> _The exercise_: Look for the string "spine" and copy every line that has it.

********************

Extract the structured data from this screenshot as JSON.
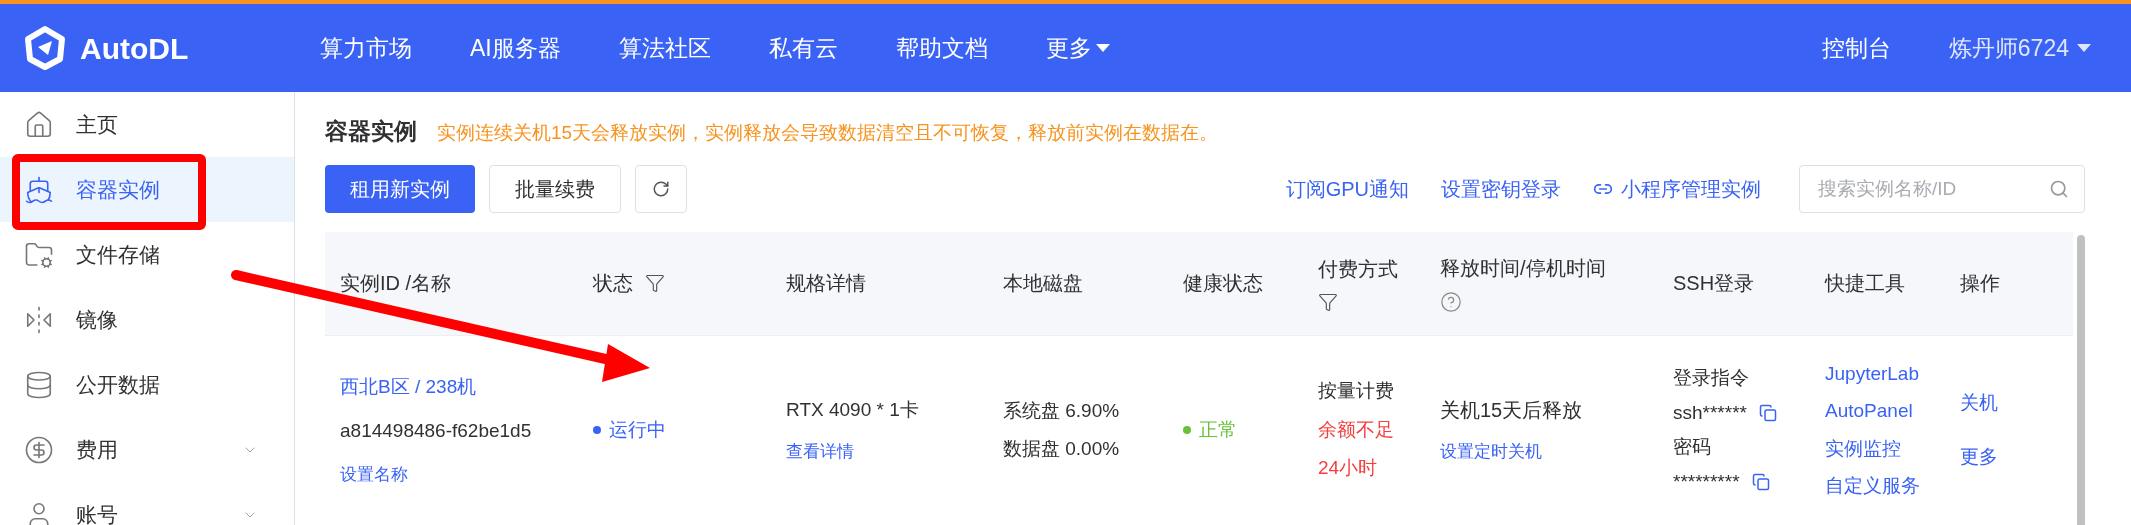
{
  "header": {
    "logo": "AutoDL",
    "nav": [
      {
        "label": "算力市场",
        "dropdown": false
      },
      {
        "label": "AI服务器",
        "dropdown": false
      },
      {
        "label": "算法社区",
        "dropdown": false
      },
      {
        "label": "私有云",
        "dropdown": false
      },
      {
        "label": "帮助文档",
        "dropdown": false
      },
      {
        "label": "更多",
        "dropdown": true
      }
    ],
    "console": "控制台",
    "user": "炼丹师6724"
  },
  "sidebar": {
    "items": [
      {
        "label": "主页",
        "selected": false
      },
      {
        "label": "容器实例",
        "selected": true
      },
      {
        "label": "文件存储",
        "selected": false
      },
      {
        "label": "镜像",
        "selected": false
      },
      {
        "label": "公开数据",
        "selected": false
      },
      {
        "label": "费用",
        "selected": false,
        "expanded": false
      },
      {
        "label": "账号",
        "selected": false,
        "expanded": false
      }
    ]
  },
  "page": {
    "title": "容器实例",
    "notice": "实例连续关机15天会释放实例，实例释放会导致数据清空且不可恢复，释放前实例在数据在。"
  },
  "toolbar": {
    "buttons": [
      {
        "label": "租用新实例",
        "primary": true
      },
      {
        "label": "批量续费",
        "primary": false
      }
    ],
    "links": [
      "订阅GPU通知",
      "设置密钥登录",
      "小程序管理实例"
    ],
    "search": {
      "placeholder": "搜索实例名称/ID"
    }
  },
  "table": {
    "columns": [
      {
        "label": "实例ID /名称",
        "filter": false,
        "help": false
      },
      {
        "label": "状态",
        "filter": true,
        "help": false
      },
      {
        "label": "规格详情",
        "filter": false,
        "help": false
      },
      {
        "label": "本地磁盘",
        "filter": false,
        "help": false
      },
      {
        "label": "健康状态",
        "filter": false,
        "help": false
      },
      {
        "label": "付费方式",
        "filter": true,
        "help": false
      },
      {
        "label": "释放时间/停机时间",
        "filter": false,
        "help": true
      },
      {
        "label": "SSH登录",
        "filter": false,
        "help": false
      },
      {
        "label": "快捷工具",
        "filter": false,
        "help": false
      },
      {
        "label": "操作",
        "filter": false,
        "help": false
      }
    ],
    "rows": [
      {
        "region": "西北B区 / 238机",
        "id": "a814498486-f62be1d5",
        "rename": "设置名称",
        "status": "运行中",
        "spec": "RTX 4090 * 1卡",
        "spec_link": "查看详情",
        "disks": [
          "系统盘 6.90%",
          "数据盘 0.00%"
        ],
        "health": "正常",
        "billing": "按量计费",
        "billing_warning": [
          "余额不足",
          "24小时"
        ],
        "release": "关机15天后释放",
        "release_link": "设置定时关机",
        "ssh": {
          "command_label": "登录指令",
          "command": "ssh******",
          "password_label": "密码",
          "password": "*********"
        },
        "tools": [
          "JupyterLab",
          "AutoPanel",
          "实例监控",
          "自定义服务"
        ],
        "actions": [
          "关机",
          "更多"
        ]
      }
    ]
  }
}
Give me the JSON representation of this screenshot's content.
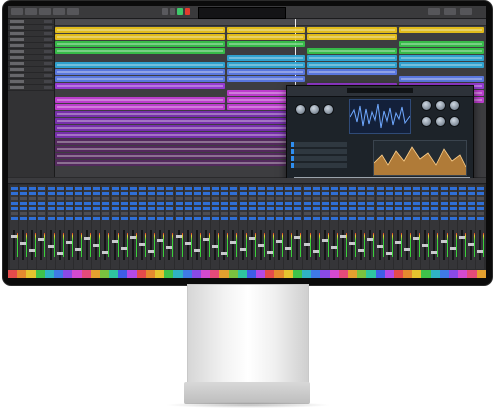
{
  "app": {
    "name": ""
  },
  "transport": {
    "lcd_text": ""
  },
  "colors": {
    "accent": "#2f8ef0",
    "record": "#e23b2f",
    "play": "#3ec96b",
    "bezel": "#0b0b0b"
  },
  "regions": [
    {
      "lane": 0,
      "color": "#e9c21a"
    },
    {
      "lane": 1,
      "color": "#e9c21a"
    },
    {
      "lane": 2,
      "color": "#37c24a"
    },
    {
      "lane": 3,
      "color": "#37c24a"
    },
    {
      "lane": 4,
      "color": "#2fa7d6"
    },
    {
      "lane": 5,
      "color": "#2fa7d6"
    },
    {
      "lane": 6,
      "color": "#5b7ae6"
    },
    {
      "lane": 7,
      "color": "#5b7ae6"
    },
    {
      "lane": 8,
      "color": "#9a3ad8"
    },
    {
      "lane": 9,
      "color": "#c23dd4"
    },
    {
      "lane": 10,
      "color": "#c23dd4"
    },
    {
      "lane": 11,
      "color": "#c23dd4"
    }
  ],
  "mixer": {
    "channel_count": 52
  },
  "colorstrip": [
    "#e34b4b",
    "#e38a2f",
    "#e3c42f",
    "#3fc24a",
    "#2fb3c4",
    "#3f7ae6",
    "#8a4ae6",
    "#d44ad0",
    "#e34b7a",
    "#e3a02f",
    "#7ac23f",
    "#2fc4a0",
    "#3f5ee6",
    "#b44ae6"
  ],
  "icons": [
    "play-icon",
    "record-icon",
    "rewind-icon",
    "stop-icon"
  ]
}
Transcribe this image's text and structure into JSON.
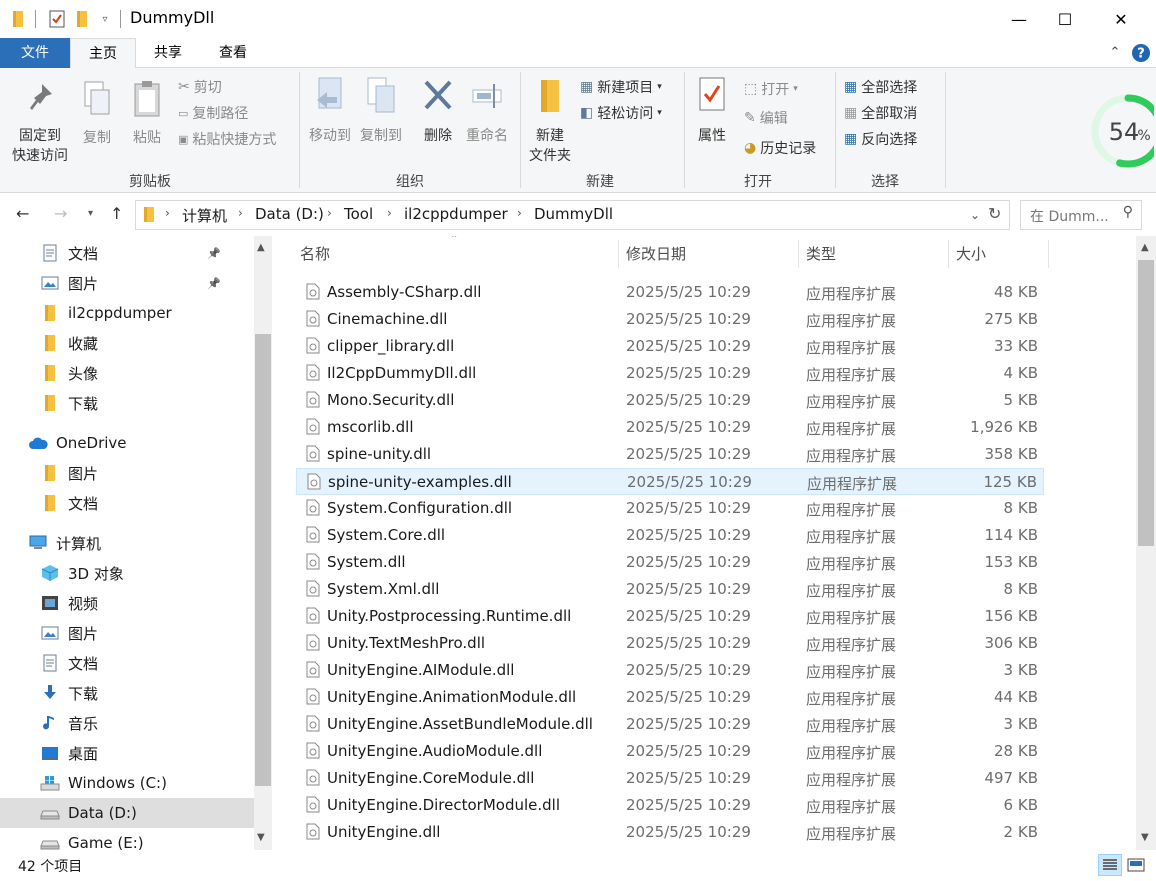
{
  "window": {
    "title": "DummyDll",
    "minimize": "—",
    "maximize": "☐",
    "close": "✕"
  },
  "tabs": {
    "file": "文件",
    "home": "主页",
    "share": "共享",
    "view": "查看"
  },
  "ribbon": {
    "clipboard": {
      "label": "剪贴板",
      "pin_line1": "固定到",
      "pin_line2": "快速访问",
      "copy": "复制",
      "paste": "粘贴",
      "cut": "剪切",
      "copy_path": "复制路径",
      "paste_shortcut": "粘贴快捷方式"
    },
    "organize": {
      "label": "组织",
      "move_to": "移动到",
      "copy_to": "复制到",
      "delete": "删除",
      "rename": "重命名"
    },
    "new": {
      "label": "新建",
      "new_folder_line1": "新建",
      "new_folder_line2": "文件夹",
      "new_item": "新建项目",
      "easy_access": "轻松访问"
    },
    "open": {
      "label": "打开",
      "properties": "属性",
      "open": "打开",
      "edit": "编辑",
      "history": "历史记录"
    },
    "select": {
      "label": "选择",
      "select_all": "全部选择",
      "select_none": "全部取消",
      "invert": "反向选择"
    }
  },
  "badge": {
    "percent": 54,
    "value": "54",
    "unit": "%"
  },
  "address": {
    "crumbs": [
      "计算机",
      "Data (D:)",
      "Tool",
      "il2cppdumper",
      "DummyDll"
    ],
    "search_placeholder": "在 Dumm..."
  },
  "nav": {
    "items": [
      {
        "label": "文档",
        "icon": "documents-icon",
        "pinned": true
      },
      {
        "label": "图片",
        "icon": "pictures-icon",
        "pinned": true
      },
      {
        "label": "il2cppdumper",
        "icon": "folder-icon"
      },
      {
        "label": "收藏",
        "icon": "folder-icon"
      },
      {
        "label": "头像",
        "icon": "folder-icon"
      },
      {
        "label": "下载",
        "icon": "folder-icon"
      },
      {
        "label": "OneDrive",
        "icon": "cloud-icon"
      },
      {
        "label": "图片",
        "icon": "folder-icon"
      },
      {
        "label": "文档",
        "icon": "folder-icon"
      },
      {
        "label": "计算机",
        "icon": "computer-icon"
      },
      {
        "label": "3D 对象",
        "icon": "3d-objects-icon"
      },
      {
        "label": "视频",
        "icon": "videos-icon"
      },
      {
        "label": "图片",
        "icon": "pictures-icon"
      },
      {
        "label": "文档",
        "icon": "documents-icon"
      },
      {
        "label": "下载",
        "icon": "downloads-icon"
      },
      {
        "label": "音乐",
        "icon": "music-icon"
      },
      {
        "label": "桌面",
        "icon": "desktop-icon"
      },
      {
        "label": "Windows (C:)",
        "icon": "windows-drive-icon"
      },
      {
        "label": "Data (D:)",
        "icon": "drive-icon",
        "selected": true
      },
      {
        "label": "Game (E:)",
        "icon": "drive-icon"
      }
    ]
  },
  "columns": {
    "name": "名称",
    "date": "修改日期",
    "type": "类型",
    "size": "大小"
  },
  "files": [
    {
      "name": "Assembly-CSharp.dll",
      "date": "2025/5/25 10:29",
      "type": "应用程序扩展",
      "size": "48 KB"
    },
    {
      "name": "Cinemachine.dll",
      "date": "2025/5/25 10:29",
      "type": "应用程序扩展",
      "size": "275 KB"
    },
    {
      "name": "clipper_library.dll",
      "date": "2025/5/25 10:29",
      "type": "应用程序扩展",
      "size": "33 KB"
    },
    {
      "name": "Il2CppDummyDll.dll",
      "date": "2025/5/25 10:29",
      "type": "应用程序扩展",
      "size": "4 KB"
    },
    {
      "name": "Mono.Security.dll",
      "date": "2025/5/25 10:29",
      "type": "应用程序扩展",
      "size": "5 KB"
    },
    {
      "name": "mscorlib.dll",
      "date": "2025/5/25 10:29",
      "type": "应用程序扩展",
      "size": "1,926 KB"
    },
    {
      "name": "spine-unity.dll",
      "date": "2025/5/25 10:29",
      "type": "应用程序扩展",
      "size": "358 KB"
    },
    {
      "name": "spine-unity-examples.dll",
      "date": "2025/5/25 10:29",
      "type": "应用程序扩展",
      "size": "125 KB",
      "highlight": true
    },
    {
      "name": "System.Configuration.dll",
      "date": "2025/5/25 10:29",
      "type": "应用程序扩展",
      "size": "8 KB"
    },
    {
      "name": "System.Core.dll",
      "date": "2025/5/25 10:29",
      "type": "应用程序扩展",
      "size": "114 KB"
    },
    {
      "name": "System.dll",
      "date": "2025/5/25 10:29",
      "type": "应用程序扩展",
      "size": "153 KB"
    },
    {
      "name": "System.Xml.dll",
      "date": "2025/5/25 10:29",
      "type": "应用程序扩展",
      "size": "8 KB"
    },
    {
      "name": "Unity.Postprocessing.Runtime.dll",
      "date": "2025/5/25 10:29",
      "type": "应用程序扩展",
      "size": "156 KB"
    },
    {
      "name": "Unity.TextMeshPro.dll",
      "date": "2025/5/25 10:29",
      "type": "应用程序扩展",
      "size": "306 KB"
    },
    {
      "name": "UnityEngine.AIModule.dll",
      "date": "2025/5/25 10:29",
      "type": "应用程序扩展",
      "size": "3 KB"
    },
    {
      "name": "UnityEngine.AnimationModule.dll",
      "date": "2025/5/25 10:29",
      "type": "应用程序扩展",
      "size": "44 KB"
    },
    {
      "name": "UnityEngine.AssetBundleModule.dll",
      "date": "2025/5/25 10:29",
      "type": "应用程序扩展",
      "size": "3 KB"
    },
    {
      "name": "UnityEngine.AudioModule.dll",
      "date": "2025/5/25 10:29",
      "type": "应用程序扩展",
      "size": "28 KB"
    },
    {
      "name": "UnityEngine.CoreModule.dll",
      "date": "2025/5/25 10:29",
      "type": "应用程序扩展",
      "size": "497 KB"
    },
    {
      "name": "UnityEngine.DirectorModule.dll",
      "date": "2025/5/25 10:29",
      "type": "应用程序扩展",
      "size": "6 KB"
    },
    {
      "name": "UnityEngine.dll",
      "date": "2025/5/25 10:29",
      "type": "应用程序扩展",
      "size": "2 KB"
    }
  ],
  "status": {
    "count": "42 个项目"
  },
  "colors": {
    "accent": "#1f66b3",
    "highlight_row": "#e5f3ff",
    "badge_ring": "#2ecc5a",
    "folder": "#f5c143"
  }
}
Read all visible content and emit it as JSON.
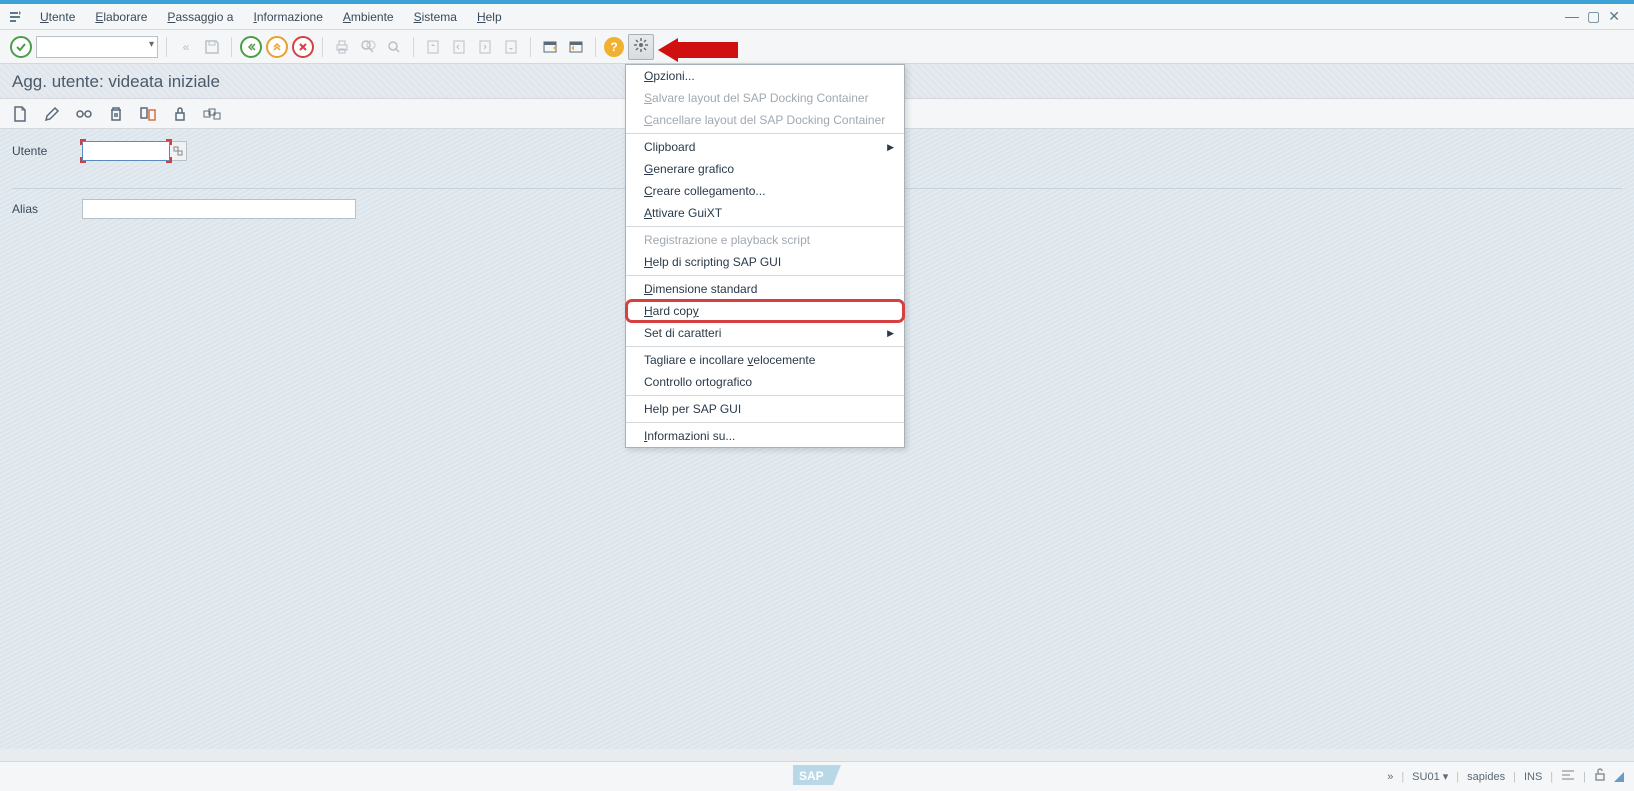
{
  "menubar": {
    "items": [
      "Utente",
      "Elaborare",
      "Passaggio a",
      "Informazione",
      "Ambiente",
      "Sistema",
      "Help"
    ],
    "underlines": [
      "U",
      "E",
      "P",
      "I",
      "A",
      "S",
      "H"
    ]
  },
  "page": {
    "title": "Agg. utente: videata iniziale"
  },
  "form": {
    "utente_label": "Utente",
    "utente_value": "",
    "alias_label": "Alias",
    "alias_value": ""
  },
  "dropdown": {
    "opzioni": "Opzioni...",
    "salvare": "Salvare layout del SAP Docking Container",
    "cancellare": "Cancellare layout del SAP Docking Container",
    "clipboard": "Clipboard",
    "generare": "Generare grafico",
    "creare": "Creare collegamento...",
    "attivare": "Attivare GuiXT",
    "registrazione": "Registrazione e playback script",
    "help_scripting": "Help di scripting SAP GUI",
    "dimensione": "Dimensione standard",
    "hardcopy": "Hard copy",
    "set_caratteri": "Set di caratteri",
    "tagliare": "Tagliare e incollare velocemente",
    "controllo": "Controllo ortografico",
    "help_gui": "Help per SAP GUI",
    "informazioni": "Informazioni su..."
  },
  "statusbar": {
    "chevron": "»",
    "tcode": "SU01",
    "tcode_caret": "▾",
    "system": "sapides",
    "mode": "INS"
  }
}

********************

> _Answer for this exercise_:
      "name": "spine-unity.dll",
      "name": "spine-unity-examples.dll",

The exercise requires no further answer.